-- Problem --
Exactly reproduce each line of the listing that follows.
Record set start
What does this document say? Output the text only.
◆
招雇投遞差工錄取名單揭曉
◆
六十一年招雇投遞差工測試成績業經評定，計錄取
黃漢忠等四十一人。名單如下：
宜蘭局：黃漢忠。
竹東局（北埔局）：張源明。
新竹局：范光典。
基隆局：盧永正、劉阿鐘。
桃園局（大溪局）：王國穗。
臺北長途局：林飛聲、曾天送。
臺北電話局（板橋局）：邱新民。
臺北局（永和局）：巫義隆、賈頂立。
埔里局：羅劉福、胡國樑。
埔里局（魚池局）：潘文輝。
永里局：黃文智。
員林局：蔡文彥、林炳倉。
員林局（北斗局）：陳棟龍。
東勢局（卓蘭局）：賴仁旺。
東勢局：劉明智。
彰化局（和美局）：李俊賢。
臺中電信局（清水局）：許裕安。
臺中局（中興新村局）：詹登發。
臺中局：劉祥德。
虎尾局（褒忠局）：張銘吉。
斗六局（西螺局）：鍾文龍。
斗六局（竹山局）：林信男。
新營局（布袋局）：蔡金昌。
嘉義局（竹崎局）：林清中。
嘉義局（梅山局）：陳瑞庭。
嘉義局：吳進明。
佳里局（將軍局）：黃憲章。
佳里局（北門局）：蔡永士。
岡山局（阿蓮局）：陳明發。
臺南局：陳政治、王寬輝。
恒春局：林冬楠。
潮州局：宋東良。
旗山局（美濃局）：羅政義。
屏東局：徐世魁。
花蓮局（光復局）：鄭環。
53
Record set end
-- Solution to this task --
What does this document say? Output the text only.
◆
招雇投遞差工錄取名單揭曉
◆
六十一年招雇投遞差工測試成績業經評定，計錄取
黃漢忠等四十一人。名單如下：
宜蘭局：黃漢忠。
竹東局（北埔局）：張源明。
新竹局：范光典。
基隆局：盧永正、劉阿鐘。
桃園局（大溪局）：王國穗。
臺北長途局：林飛聲、曾天送。
臺北電話局（板橋局）：邱新民。
臺北局（永和局）：巫義隆、賈頂立。
埔里局：羅劉福、胡國樑。
埔里局（魚池局）：潘文輝。
永里局：黃文智。
員林局：蔡文彥、林炳倉。
員林局（北斗局）：陳棟龍。
東勢局（卓蘭局）：賴仁旺。
東勢局：劉明智。
彰化局（和美局）：李俊賢。
臺中電信局（清水局）：許裕安。
臺中局（中興新村局）：詹登發。
臺中局：劉祥德。
虎尾局（褒忠局）：張銘吉。
斗六局（西螺局）：鍾文龍。
斗六局（竹山局）：林信男。
新營局（布袋局）：蔡金昌。
嘉義局（竹崎局）：林清中。
嘉義局（梅山局）：陳瑞庭。
嘉義局：吳進明。
佳里局（將軍局）：黃憲章。
佳里局（北門局）：蔡永士。
岡山局（阿蓮局）：陳明發。
臺南局：陳政治、王寬輝。
恒春局：林冬楠。
潮州局：宋東良。
旗山局（美濃局）：羅政義。
屏東局：徐世魁。
花蓮局（光復局）：鄭環。
53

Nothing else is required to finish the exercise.